---------- Material shown
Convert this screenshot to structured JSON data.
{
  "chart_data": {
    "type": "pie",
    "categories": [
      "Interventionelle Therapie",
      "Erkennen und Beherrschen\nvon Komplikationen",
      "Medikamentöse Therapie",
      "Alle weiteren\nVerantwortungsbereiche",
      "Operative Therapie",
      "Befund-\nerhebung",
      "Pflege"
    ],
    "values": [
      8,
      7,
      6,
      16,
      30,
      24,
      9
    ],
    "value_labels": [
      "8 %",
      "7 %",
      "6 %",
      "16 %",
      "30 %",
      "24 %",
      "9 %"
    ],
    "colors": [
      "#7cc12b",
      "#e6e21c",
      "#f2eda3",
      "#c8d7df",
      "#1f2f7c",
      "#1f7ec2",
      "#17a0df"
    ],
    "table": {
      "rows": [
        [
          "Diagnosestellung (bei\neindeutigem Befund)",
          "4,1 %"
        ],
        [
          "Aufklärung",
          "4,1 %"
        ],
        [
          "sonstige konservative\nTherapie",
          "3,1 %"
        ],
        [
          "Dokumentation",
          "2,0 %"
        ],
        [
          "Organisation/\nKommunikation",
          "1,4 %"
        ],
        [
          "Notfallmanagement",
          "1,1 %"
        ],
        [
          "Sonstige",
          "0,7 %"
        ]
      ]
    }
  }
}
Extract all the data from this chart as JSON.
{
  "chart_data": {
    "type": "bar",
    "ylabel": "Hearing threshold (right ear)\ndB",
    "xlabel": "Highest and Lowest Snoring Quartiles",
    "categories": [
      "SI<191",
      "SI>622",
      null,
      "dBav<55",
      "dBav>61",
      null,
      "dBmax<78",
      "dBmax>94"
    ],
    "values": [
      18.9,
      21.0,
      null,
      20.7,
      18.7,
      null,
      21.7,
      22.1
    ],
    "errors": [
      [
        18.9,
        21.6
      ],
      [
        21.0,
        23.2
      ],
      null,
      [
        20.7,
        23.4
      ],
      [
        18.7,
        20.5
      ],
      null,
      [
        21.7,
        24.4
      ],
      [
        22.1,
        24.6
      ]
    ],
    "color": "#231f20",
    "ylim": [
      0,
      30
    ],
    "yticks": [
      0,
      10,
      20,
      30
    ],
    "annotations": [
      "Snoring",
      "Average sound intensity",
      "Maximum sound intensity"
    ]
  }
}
--------------------
Using the material above, reproduce exactly the line that contains "Extract all the data from this chart as JSON." and all lines after it through the last one, and only those.

Extract all the data from this chart as JSON.
{
  "chart_data": {
    "type": "bar",
    "ylabel": "Hearing threshold (right ear)\ndB",
    "xlabel": "Highest and Lowest Snoring Quartiles",
    "categories": [
      "SI<191",
      "SI>622",
      null,
      "dBav<55",
      "dBav>61",
      null,
      "dBmax<78",
      "dBmax>94"
    ],
    "values": [
      18.9,
      21.0,
      null,
      20.7,
      18.7,
      null,
      21.7,
      22.1
    ],
    "errors": [
      [
        18.9,
        21.6
      ],
      [
        21.0,
        23.2
      ],
      null,
      [
        20.7,
        23.4
      ],
      [
        18.7,
        20.5
      ],
      null,
      [
        21.7,
        24.4
      ],
      [
        22.1,
        24.6
      ]
    ],
    "color": "#231f20",
    "ylim": [
      0,
      30
    ],
    "yticks": [
      0,
      10,
      20,
      30
    ],
    "annotations": [
      "Snoring",
      "Average sound intensity",
      "Maximum sound intensity"
    ]
  }
}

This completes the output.